Collected data entries:
▬▬▬▬▬▬▬▬▬▬
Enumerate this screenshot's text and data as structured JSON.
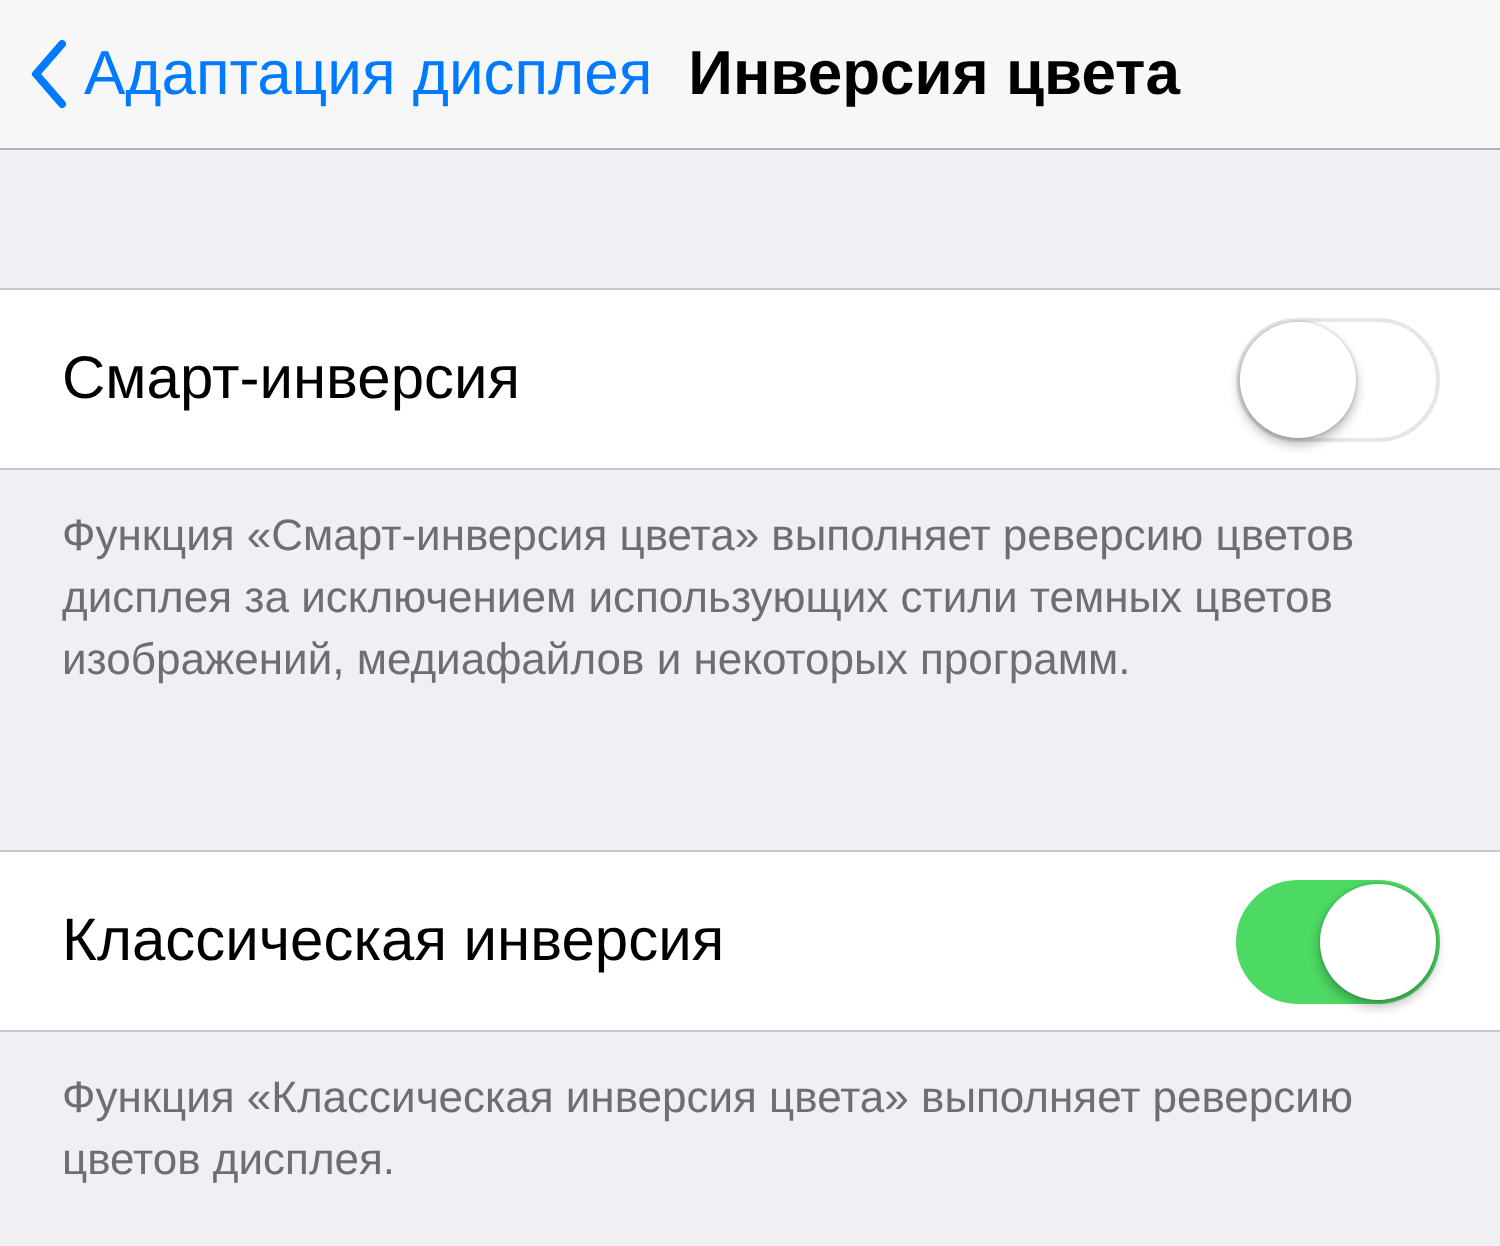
{
  "nav": {
    "back_label": "Адаптация дисплея",
    "title": "Инверсия цвета"
  },
  "sections": [
    {
      "label": "Смарт-инверсия",
      "on": false,
      "footer": "Функция «Смарт-инверсия цвета» выполняет реверсию цветов дисплея за исключением использующих стили темных цветов изображений, медиафайлов и некоторых программ."
    },
    {
      "label": "Классическая инверсия",
      "on": true,
      "footer": "Функция «Классическая инверсия цвета» выполняет реверсию цветов дисплея."
    }
  ]
}
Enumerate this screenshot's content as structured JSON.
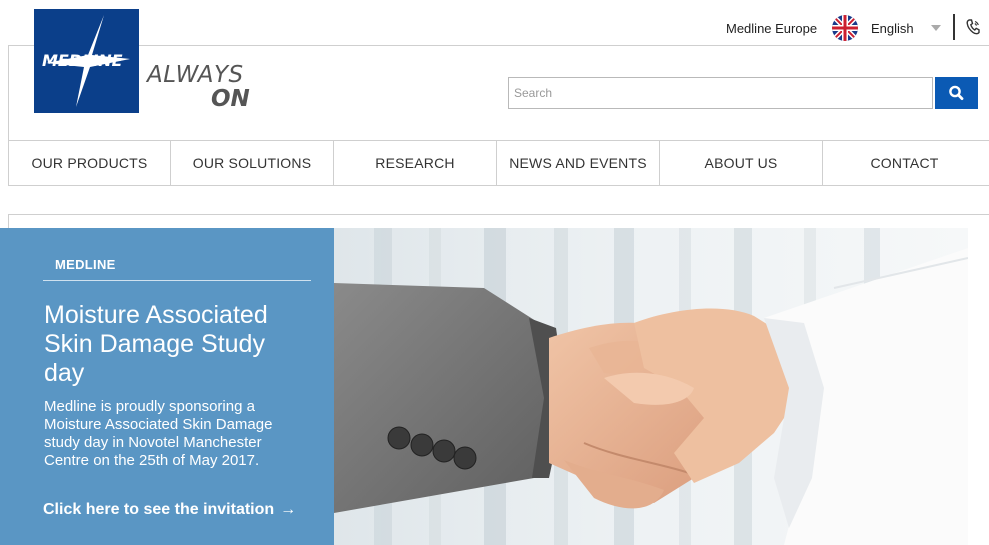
{
  "brand": {
    "logo_text": "MEDLINE",
    "tagline_line1": "ALWAYS",
    "tagline_line2": "ON",
    "color_primary": "#0b3f8a"
  },
  "topbar": {
    "region": "Medline Europe",
    "language": "English",
    "flag_icon": "uk-flag-icon",
    "phone_icon": "phone-icon"
  },
  "search": {
    "placeholder": "Search",
    "value": "",
    "button_icon": "search-icon",
    "button_color": "#0b5ab4"
  },
  "nav": {
    "items": [
      {
        "label": "OUR PRODUCTS"
      },
      {
        "label": "OUR SOLUTIONS"
      },
      {
        "label": "RESEARCH"
      },
      {
        "label": "NEWS AND EVENTS"
      },
      {
        "label": "ABOUT US"
      },
      {
        "label": "CONTACT"
      }
    ]
  },
  "hero": {
    "kicker": "MEDLINE",
    "title": "Moisture Associated Skin Damage Study day",
    "body": "Medline is proudly sponsoring a Moisture Associated Skin Damage study day in Novotel Manchester Centre on the 25th of May 2017.",
    "link_label": "Click here to see the invitation",
    "link_arrow": "→",
    "panel_color": "#5a96c4"
  }
}
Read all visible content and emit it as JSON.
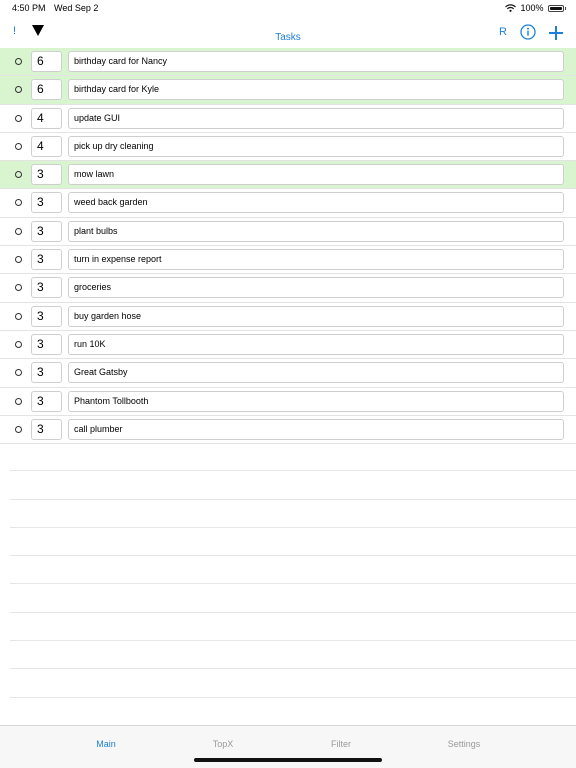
{
  "status": {
    "time": "4:50 PM",
    "date": "Wed Sep 2",
    "battery": "100%"
  },
  "nav": {
    "bang": "!",
    "title": "Tasks",
    "r_label": "R",
    "icons": [
      "sort-down-icon",
      "info-icon",
      "plus-icon"
    ]
  },
  "tasks": [
    {
      "priority": "6",
      "title": "birthday card for Nancy",
      "highlighted": true
    },
    {
      "priority": "6",
      "title": "birthday card for Kyle",
      "highlighted": true
    },
    {
      "priority": "4",
      "title": "update GUI",
      "highlighted": false
    },
    {
      "priority": "4",
      "title": "pick up dry cleaning",
      "highlighted": false
    },
    {
      "priority": "3",
      "title": "mow lawn",
      "highlighted": true
    },
    {
      "priority": "3",
      "title": "weed back garden",
      "highlighted": false
    },
    {
      "priority": "3",
      "title": "plant bulbs",
      "highlighted": false
    },
    {
      "priority": "3",
      "title": "turn in expense report",
      "highlighted": false
    },
    {
      "priority": "3",
      "title": "groceries",
      "highlighted": false
    },
    {
      "priority": "3",
      "title": "buy garden hose",
      "highlighted": false
    },
    {
      "priority": "3",
      "title": "run 10K",
      "highlighted": false
    },
    {
      "priority": "3",
      "title": "Great Gatsby",
      "highlighted": false
    },
    {
      "priority": "3",
      "title": "Phantom Tollbooth",
      "highlighted": false
    },
    {
      "priority": "3",
      "title": "call plumber",
      "highlighted": false
    }
  ],
  "tabs": [
    {
      "label": "Main",
      "active": true
    },
    {
      "label": "TopX",
      "active": false
    },
    {
      "label": "Filter",
      "active": false
    },
    {
      "label": "Settings",
      "active": false
    }
  ],
  "colors": {
    "accent": "#1e7fd8",
    "highlight": "#d9f5cf"
  }
}
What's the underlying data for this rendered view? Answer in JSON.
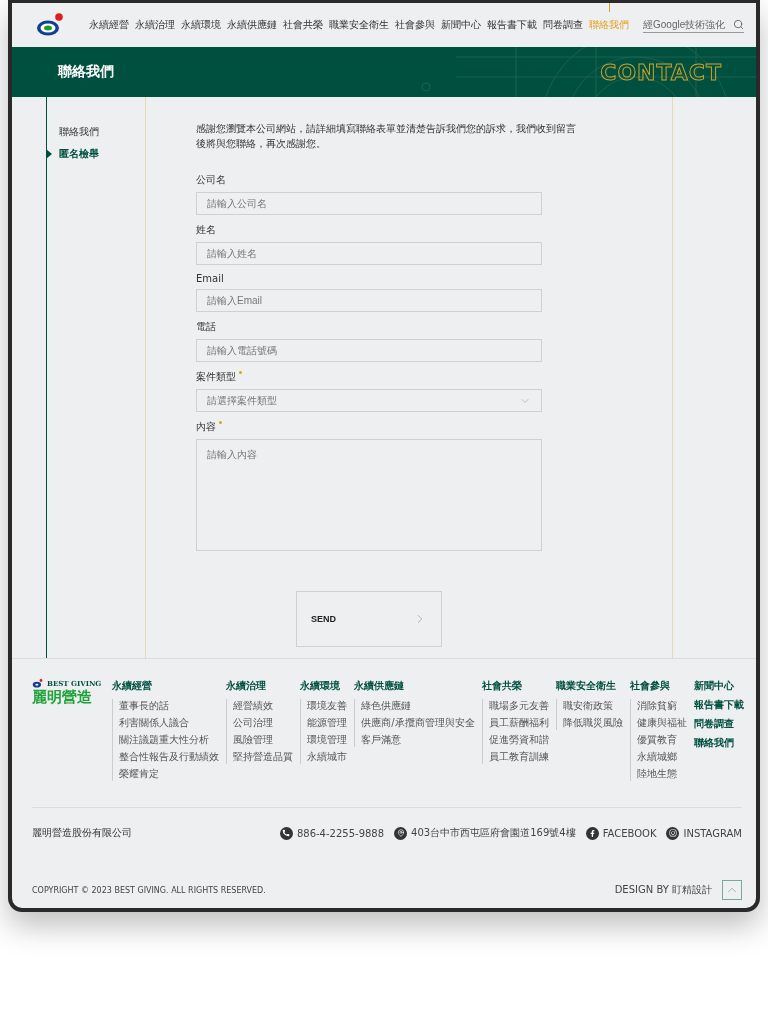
{
  "header": {
    "nav": [
      {
        "label": "永續經營",
        "selected": false
      },
      {
        "label": "永續治理",
        "selected": false
      },
      {
        "label": "永續環境",
        "selected": false
      },
      {
        "label": "永續供應鏈",
        "selected": false
      },
      {
        "label": "社會共榮",
        "selected": false
      },
      {
        "label": "職業安全衛生",
        "selected": false
      },
      {
        "label": "社會參與",
        "selected": false
      },
      {
        "label": "新聞中心",
        "selected": false
      },
      {
        "label": "報告書下載",
        "selected": false
      },
      {
        "label": "問卷調查",
        "selected": false
      },
      {
        "label": "聯絡我們",
        "selected": true
      }
    ],
    "search": {
      "placeholder": "經Google技術強化"
    }
  },
  "banner": {
    "title": "聯絡我們",
    "watermark": "CONTACT"
  },
  "sidebar": {
    "items": [
      {
        "label": "聯絡我們",
        "selected": false
      },
      {
        "label": "匿名檢舉",
        "selected": true
      }
    ]
  },
  "intro": "感謝您瀏覽本公司網站，請詳細填寫聯絡表單並清楚告訴我們您的訴求，我們收到留言後將與您聯絡，再次感謝您。",
  "form": {
    "fields": [
      {
        "kind": "text",
        "label": "公司名",
        "placeholder": "請輸入公司名",
        "required": false
      },
      {
        "kind": "text",
        "label": "姓名",
        "placeholder": "請輸入姓名",
        "required": false
      },
      {
        "kind": "text",
        "label": "Email",
        "placeholder": "請輸入Email",
        "required": false
      },
      {
        "kind": "text",
        "label": "電話",
        "placeholder": "請輸入電話號碼",
        "required": false
      },
      {
        "kind": "select",
        "label": "案件類型",
        "placeholder": "請選擇案件類型",
        "required": true
      },
      {
        "kind": "textarea",
        "label": "內容",
        "placeholder": "請輸入內容",
        "required": true
      }
    ],
    "submit": "SEND"
  },
  "footer": {
    "brand": {
      "english": "BEST GIVING",
      "chinese": "麗明營造"
    },
    "columns": [
      {
        "heading": "永續經營",
        "items": [
          "董事長的話",
          "利害關係人議合",
          "關注議題重大性分析",
          "整合性報告及行動績效",
          "榮耀肯定"
        ]
      },
      {
        "heading": "永續治理",
        "items": [
          "經營績效",
          "公司治理",
          "風險管理",
          "堅持營造品質"
        ]
      },
      {
        "heading": "永續環境",
        "items": [
          "環境友善",
          "能源管理",
          "環境管理",
          "永續城市"
        ]
      },
      {
        "heading": "永續供應鏈",
        "items": [
          "綠色供應鏈",
          "供應商/承攬商管理與安全",
          "客戶滿意"
        ]
      },
      {
        "heading": "社會共榮",
        "items": [
          "職場多元友善",
          "員工薪酬福利",
          "促進勞資和諧",
          "員工教育訓練"
        ]
      },
      {
        "heading": "職業安全衛生",
        "items": [
          "職安衛政策",
          "降低職災風險"
        ]
      },
      {
        "heading": "社會參與",
        "items": [
          "消除貧窮",
          "健康與福祉",
          "優質教育",
          "永續城鄉",
          "陸地生態"
        ]
      }
    ],
    "links": [
      "新聞中心",
      "報告書下載",
      "問卷調查",
      "聯絡我們"
    ],
    "company": "麗明營造股份有限公司",
    "contacts": [
      {
        "kind": "phone",
        "text": "886-4-2255-9888"
      },
      {
        "kind": "address",
        "text": "403台中市西屯區府會園道169號4樓"
      },
      {
        "kind": "facebook",
        "text": "FACEBOOK"
      },
      {
        "kind": "instagram",
        "text": "INSTAGRAM"
      }
    ],
    "copyright": "COPYRIGHT © 2023 BEST GIVING. ALL RIGHTS RESERVED.",
    "credit": "DESIGN BY 盯精設計"
  }
}
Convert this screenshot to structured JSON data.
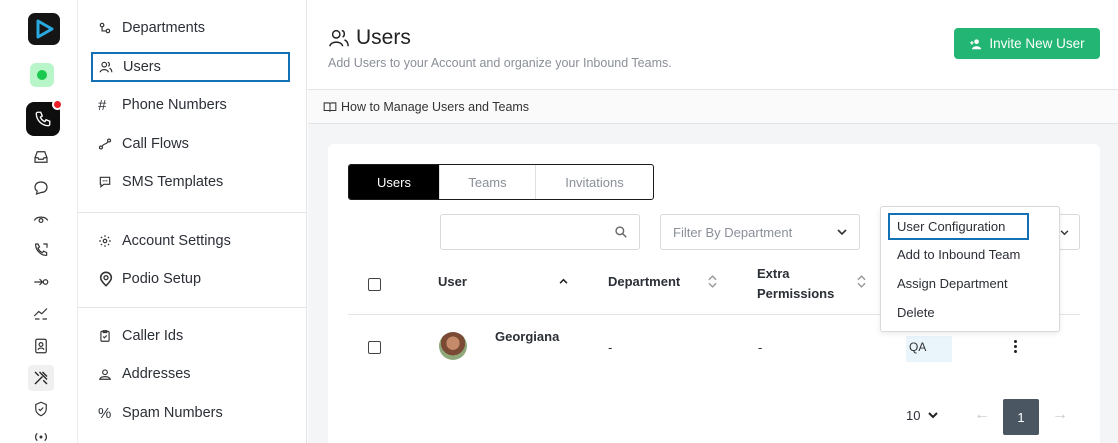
{
  "nav": {
    "items": [
      {
        "label": "Departments",
        "icon": "departments-icon"
      },
      {
        "label": "Users",
        "icon": "users-icon"
      },
      {
        "label": "Phone Numbers",
        "icon": "hash-icon"
      },
      {
        "label": "Call Flows",
        "icon": "call-flows-icon"
      },
      {
        "label": "SMS Templates",
        "icon": "sms-templates-icon"
      },
      {
        "label": "Account Settings",
        "icon": "gear-icon"
      },
      {
        "label": "Podio Setup",
        "icon": "podio-icon"
      },
      {
        "label": "Caller Ids",
        "icon": "caller-ids-icon"
      },
      {
        "label": "Addresses",
        "icon": "address-icon"
      },
      {
        "label": "Spam Numbers",
        "icon": "percent-icon"
      }
    ],
    "active": "Users"
  },
  "header": {
    "title": "Users",
    "subtitle": "Add Users to your Account and organize your Inbound Teams.",
    "invite_label": "Invite New User",
    "help_link": "How to Manage Users and Teams"
  },
  "tabs": [
    {
      "label": "Users",
      "active": true
    },
    {
      "label": "Teams",
      "active": false
    },
    {
      "label": "Invitations",
      "active": false
    }
  ],
  "filters": {
    "search_value": "",
    "department_placeholder": "Filter By Department"
  },
  "table": {
    "headers": [
      "User",
      "Department",
      "Extra",
      "Permissions"
    ],
    "rows": [
      {
        "name": "Georgiana",
        "department": "-",
        "extra_permissions": "-",
        "team": "QA"
      }
    ]
  },
  "menu": {
    "items": [
      "User Configuration",
      "Add to Inbound Team",
      "Assign Department",
      "Delete"
    ]
  },
  "pagination": {
    "page_size": "10",
    "current_page": "1",
    "prev": "←",
    "next": "→"
  },
  "colors": {
    "accent": "#22b573",
    "highlight": "#1470b5",
    "status": "#1cc94f",
    "badge": "#ee1c25"
  }
}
▬▬▬▬▬▬▬▬▬▬
* What to produce: Filter out all lines lacking the word "Skin" and copy the rest.

* Solution to this exercise:
    "title": "Moisture Associated Skin Damage Study day",
    "body": "Medline is proudly sponsoring a Moisture Associated Skin Damage study day in Novotel Manchester Centre on the 25th of May 2017.",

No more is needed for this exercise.